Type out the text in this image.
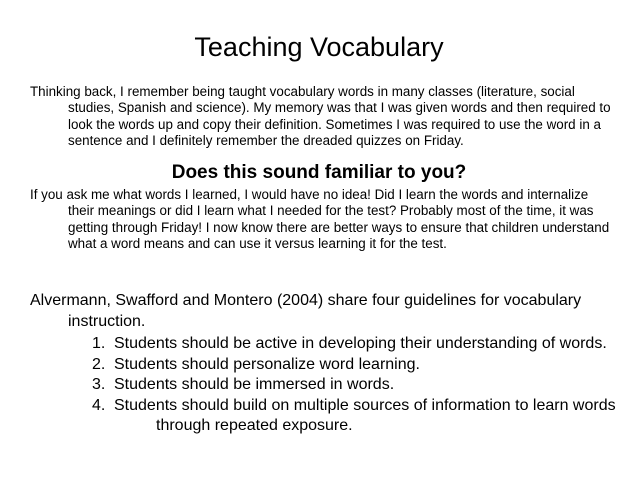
Teaching Vocabulary
Thinking back, I remember being taught vocabulary words in many classes (literature, social studies, Spanish and science). My memory was that I was given words and then required to look the words up and copy their definition. Sometimes I was required to use the word in a sentence and I definitely remember the dreaded quizzes on Friday.
Does this sound familiar to you?
If you ask me what words I learned, I would have no idea! Did I learn the words and internalize their meanings or did I learn what I needed for the test? Probably most of the time, it was getting through Friday! I now know there are better ways to ensure that children understand what a word means and can use it versus learning it for the test.
Alvermann, Swafford and Montero (2004) share four guidelines for vocabulary instruction.
1. Students should be active in developing their understanding of words.
2. Students should personalize word learning.
3. Students should be immersed in words.
4. Students should build on multiple sources of information to learn words through repeated exposure.
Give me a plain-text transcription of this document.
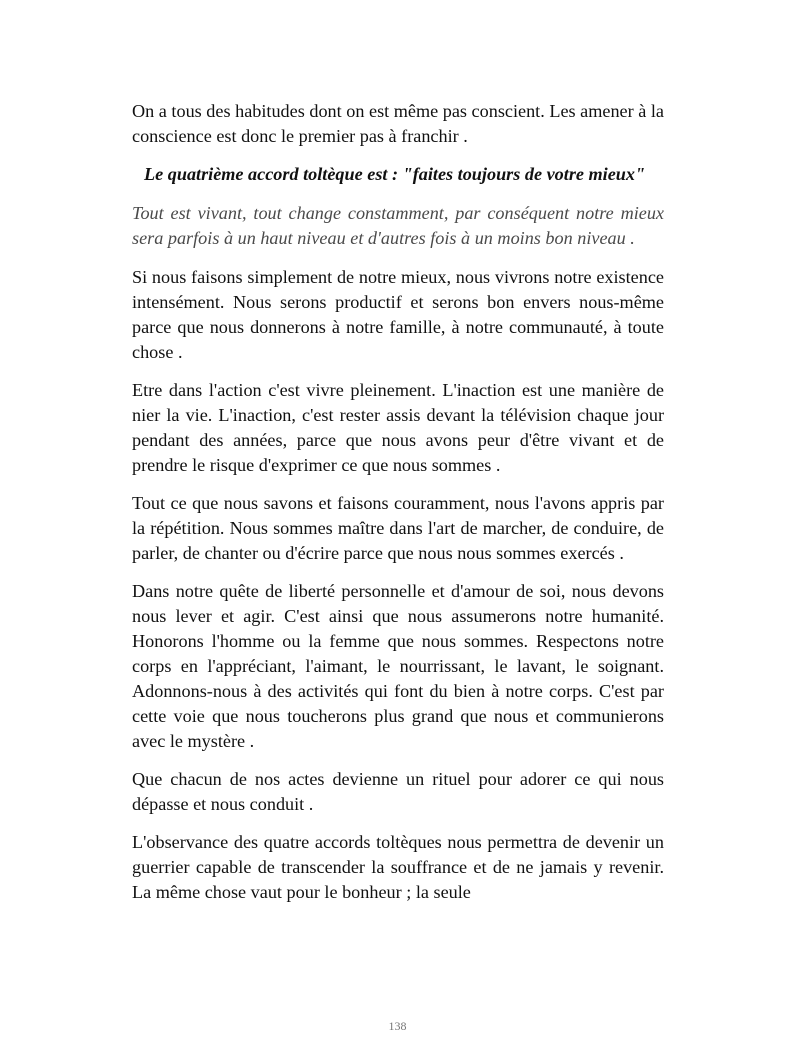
On a tous des habitudes dont on est même pas conscient. Les amener à la conscience est donc le premier pas à franchir .

Le quatrième accord toltèque est : "faites toujours de votre mieux"

Tout est vivant, tout change constamment, par conséquent notre mieux sera parfois à un haut niveau et d'autres fois à un moins bon niveau .

Si nous faisons simplement de notre mieux, nous vivrons notre existence intensément. Nous serons productif et serons bon envers nous-même parce que nous donnerons à notre famille, à notre communauté, à toute chose .

Etre dans l'action c'est vivre pleinement. L'inaction est une manière de nier la vie. L'inaction, c'est rester assis devant la télévision chaque jour pendant des années, parce que nous avons peur d'être vivant et de prendre le risque d'exprimer ce que nous sommes .

Tout ce que nous savons et faisons couramment, nous l'avons appris par la répétition. Nous sommes maître dans l'art de marcher, de conduire, de parler, de chanter ou d'écrire parce que nous nous sommes exercés .

Dans notre quête de liberté personnelle et d'amour de soi, nous devons nous lever et agir. C'est ainsi que nous assumerons notre humanité. Honorons l'homme ou la femme que nous sommes. Respectons notre corps en l'appréciant, l'aimant, le nourrissant, le lavant, le soignant. Adonnons-nous à des activités qui font du bien à notre corps. C'est par cette voie que nous toucherons plus grand que nous et communierons avec le mystère .

Que chacun de nos actes devienne un rituel pour adorer ce qui nous dépasse et nous conduit .

L'observance des quatre accords toltèques nous permettra de devenir un guerrier capable de transcender la souffrance et de ne jamais y revenir. La même chose vaut pour le bonheur ; la seule

138
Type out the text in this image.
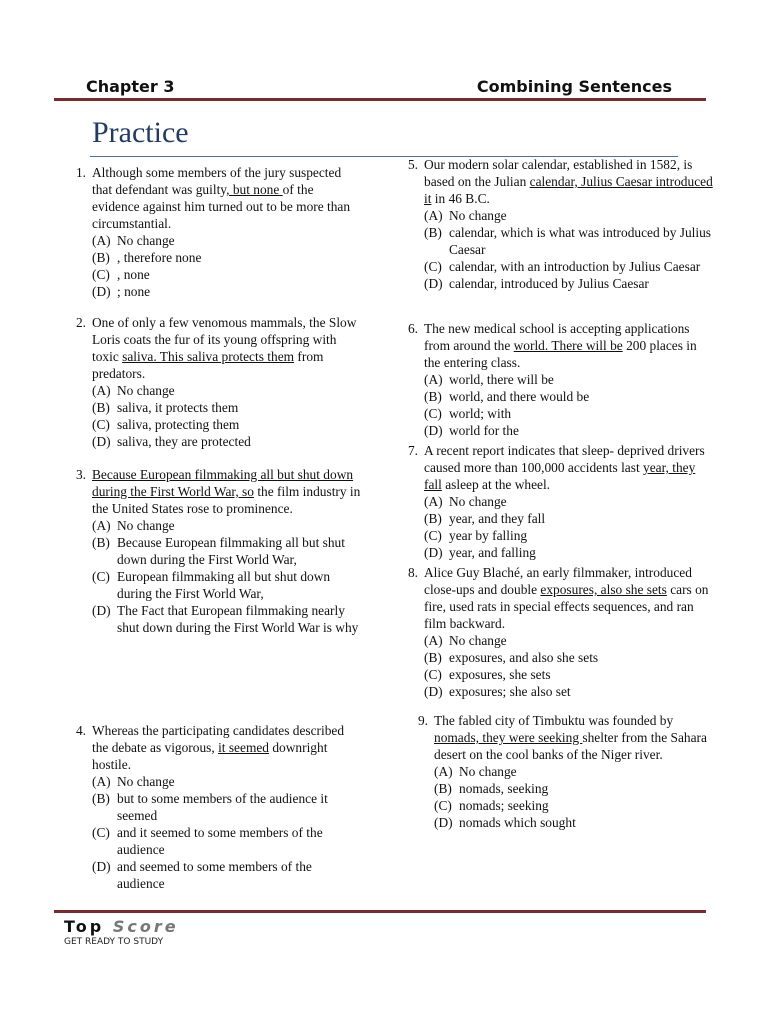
Chapter 3	Combining Sentences
Practice
1. Although some members of the jury suspected that defendant was guilty, but none of the evidence against him turned out to be more than circumstantial.
(A) No change
(B) , therefore none
(C) , none
(D) ; none
2. One of only a few venomous mammals, the Slow Loris coats the fur of its young offspring with toxic saliva. This saliva protects them from predators.
(A) No change
(B) saliva, it protects them
(C) saliva, protecting them
(D) saliva, they are protected
3. Because European filmmaking all but shut down during the First World War, so the film industry in the United States rose to prominence.
(A) No change
(B) Because European filmmaking all but shut down during the First World War,
(C) European filmmaking all but shut down during the First World War,
(D) The Fact that European filmmaking nearly shut down during the First World War is why
4. Whereas the participating candidates described the debate as vigorous, it seemed downright hostile.
(A) No change
(B) but to some members of the audience it seemed
(C) and it seemed to some members of the audience
(D) and seemed to some members of the audience
5. Our modern solar calendar, established in 1582, is based on the Julian calendar, Julius Caesar introduced it in 46 B.C.
(A) No change
(B) calendar, which is what was introduced by Julius Caesar
(C) calendar, with an introduction by Julius Caesar
(D) calendar, introduced by Julius Caesar
6. The new medical school is accepting applications from around the world. There will be 200 places in the entering class.
(A) world, there will be
(B) world, and there would be
(C) world; with
(D) world for the
7. A recent report indicates that sleep- deprived drivers caused more than 100,000 accidents last year, they fall asleep at the wheel.
(A) No change
(B) year, and they fall
(C) year by falling
(D) year, and falling
8. Alice Guy Blaché, an early filmmaker, introduced close-ups and double exposures, also she sets cars on fire, used rats in special effects sequences, and ran film backward.
(A) No change
(B) exposures, and also she sets
(C) exposures, she sets
(D) exposures; she also set
9. The fabled city of Timbuktu was founded by nomads, they were seeking shelter from the Sahara desert on the cool banks of the Niger river.
(A) No change
(B) nomads, seeking
(C) nomads; seeking
(D) nomads which sought
Top Score
GET READY TO STUDY
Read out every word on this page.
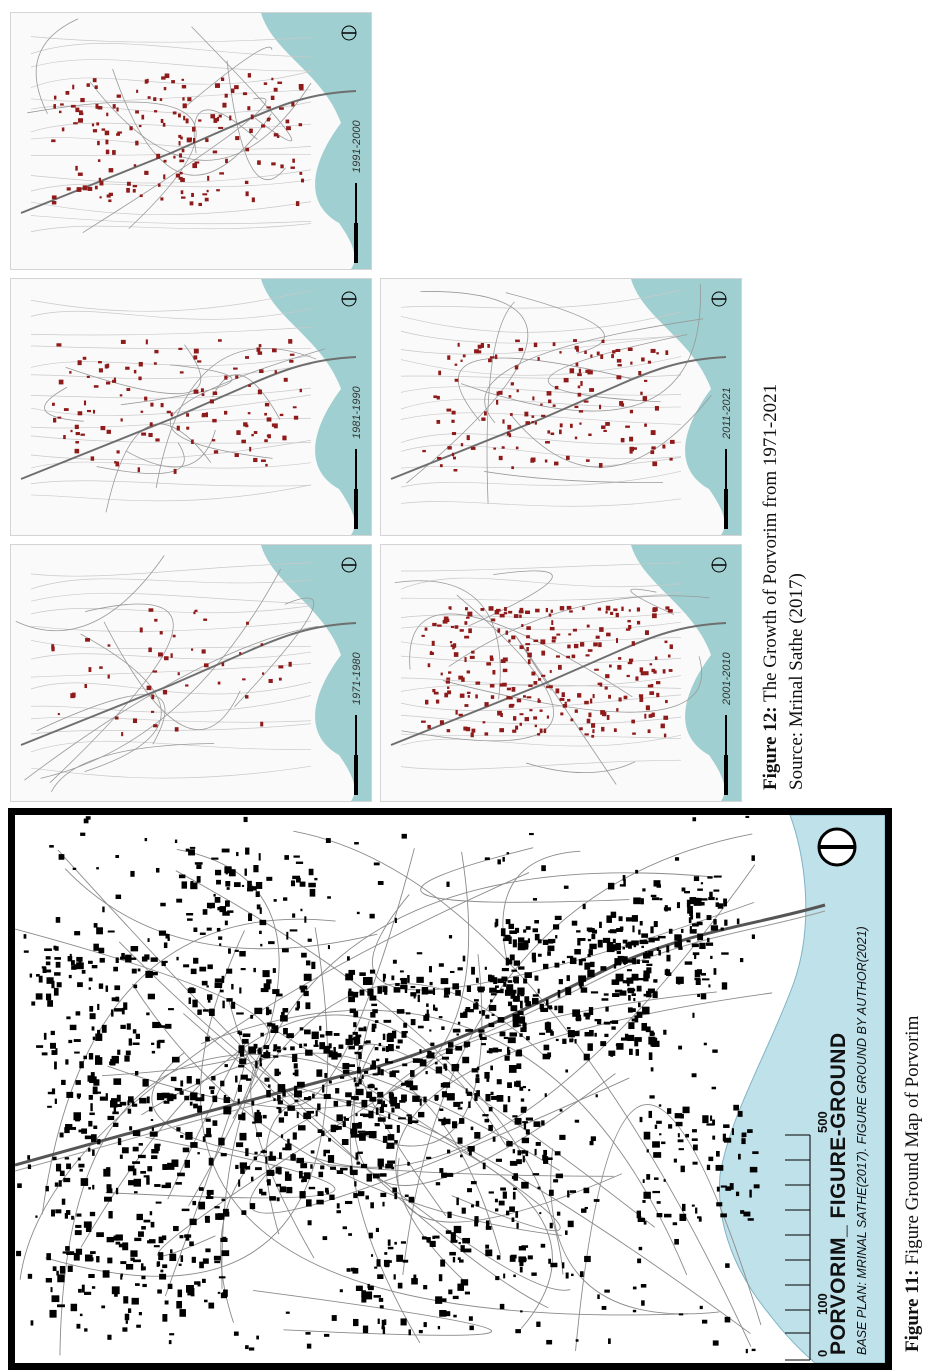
1991-2000
1981-1990
1971-1980
2011-2021
2001-2010
Figure 12: The Growth of Porvorim from 1971-2021 Source: Mrinal Sathe (2017)
PORVORIM_ FIGURE-GROUND BASE PLAN: MRINAL SATHE(2017). FIGURE GROUND BY AUTHOR(2021)
0
100
500
Figure 11: Figure Ground Map of Porvorim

> _SET TASK_: Pictures are excluded; repeat every record exactly.

> _ANSWER FOR THIS EXERCISE_:
Type out the text in this image.
Teaching Vocabulary
Thinking back, I remember being taught vocabulary words in many classes (literature, social studies, Spanish and science). My memory was that I was given words and then required to look the words up and copy their definition. Sometimes I was required to use the word in a sentence and I definitely remember the dreaded quizzes on Friday.
Does this sound familiar to you?
If you ask me what words I learned, I would have no idea! Did I learn the words and internalize their meanings or did I learn what I needed for the test? Probably most of the time, it was getting through Friday! I now know there are better ways to ensure that children understand what a word means and can use it versus learning it for the test.
Alvermann, Swafford and Montero (2004) share four guidelines for vocabulary instruction.
1. Students should be active in developing their understanding of words.
2. Students should personalize word learning.
3. Students should be immersed in words.
4. Students should build on multiple sources of information to learn words through repeated exposure.
Give me a plain-text transcription of this document.
On a tous des habitudes dont on est même pas conscient. Les amener à la conscience est donc le premier pas à franchir .

Le quatrième accord toltèque est : "faites toujours de votre mieux"

Tout est vivant, tout change constamment, par conséquent notre mieux sera parfois à un haut niveau et d'autres fois à un moins bon niveau .

Si nous faisons simplement de notre mieux, nous vivrons notre existence intensément. Nous serons productif et serons bon envers nous-même parce que nous donnerons à notre famille, à notre communauté, à toute chose .

Etre dans l'action c'est vivre pleinement. L'inaction est une manière de nier la vie. L'inaction, c'est rester assis devant la télévision chaque jour pendant des années, parce que nous avons peur d'être vivant et de prendre le risque d'exprimer ce que nous sommes .

Tout ce que nous savons et faisons couramment, nous l'avons appris par la répétition. Nous sommes maître dans l'art de marcher, de conduire, de parler, de chanter ou d'écrire parce que nous nous sommes exercés .

Dans notre quête de liberté personnelle et d'amour de soi, nous devons nous lever et agir. C'est ainsi que nous assumerons notre humanité. Honorons l'homme ou la femme que nous sommes. Respectons notre corps en l'appréciant, l'aimant, le nourrissant, le lavant, le soignant. Adonnons-nous à des activités qui font du bien à notre corps. C'est par cette voie que nous toucherons plus grand que nous et communierons avec le mystère .

Que chacun de nos actes devienne un rituel pour adorer ce qui nous dépasse et nous conduit .

L'observance des quatre accords toltèques nous permettra de devenir un guerrier capable de transcender la souffrance et de ne jamais y revenir. La même chose vaut pour le bonheur ; la seule

138
Type out the text in this image.
Chapter 3	Combining Sentences
Practice
1. Although some members of the jury suspected that defendant was guilty, but none of the evidence against him turned out to be more than circumstantial.
(A) No change
(B) , therefore none
(C) , none
(D) ; none
2. One of only a few venomous mammals, the Slow Loris coats the fur of its young offspring with toxic saliva. This saliva protects them from predators.
(A) No change
(B) saliva, it protects them
(C) saliva, protecting them
(D) saliva, they are protected
3. Because European filmmaking all but shut down during the First World War, so the film industry in the United States rose to prominence.
(A) No change
(B) Because European filmmaking all but shut down during the First World War,
(C) European filmmaking all but shut down during the First World War,
(D) The Fact that European filmmaking nearly shut down during the First World War is why
4. Whereas the participating candidates described the debate as vigorous, it seemed downright hostile.
(A) No change
(B) but to some members of the audience it seemed
(C) and it seemed to some members of the audience
(D) and seemed to some members of the audience
5. Our modern solar calendar, established in 1582, is based on the Julian calendar, Julius Caesar introduced it in 46 B.C.
(A) No change
(B) calendar, which is what was introduced by Julius Caesar
(C) calendar, with an introduction by Julius Caesar
(D) calendar, introduced by Julius Caesar
6. The new medical school is accepting applications from around the world. There will be 200 places in the entering class.
(A) world, there will be
(B) world, and there would be
(C) world; with
(D) world for the
7. A recent report indicates that sleep- deprived drivers caused more than 100,000 accidents last year, they fall asleep at the wheel.
(A) No change
(B) year, and they fall
(C) year by falling
(D) year, and falling
8. Alice Guy Blaché, an early filmmaker, introduced close-ups and double exposures, also she sets cars on fire, used rats in special effects sequences, and ran film backward.
(A) No change
(B) exposures, and also she sets
(C) exposures, she sets
(D) exposures; she also set
9. The fabled city of Timbuktu was founded by nomads, they were seeking shelter from the Sahara desert on the cool banks of the Niger river.
(A) No change
(B) nomads, seeking
(C) nomads; seeking
(D) nomads which sought
Top Score
GET READY TO STUDY
Read out every word on this page.
1991-2000
1981-1990
1971-1980
2011-2021
2001-2010
Figure 12: The Growth of Porvorim from 1971-2021 Source: Mrinal Sathe (2017)
PORVORIM_ FIGURE-GROUND BASE PLAN: MRINAL SATHE(2017). FIGURE GROUND BY AUTHOR(2021)
0
100
500
Figure 11: Figure Ground Map of Porvorim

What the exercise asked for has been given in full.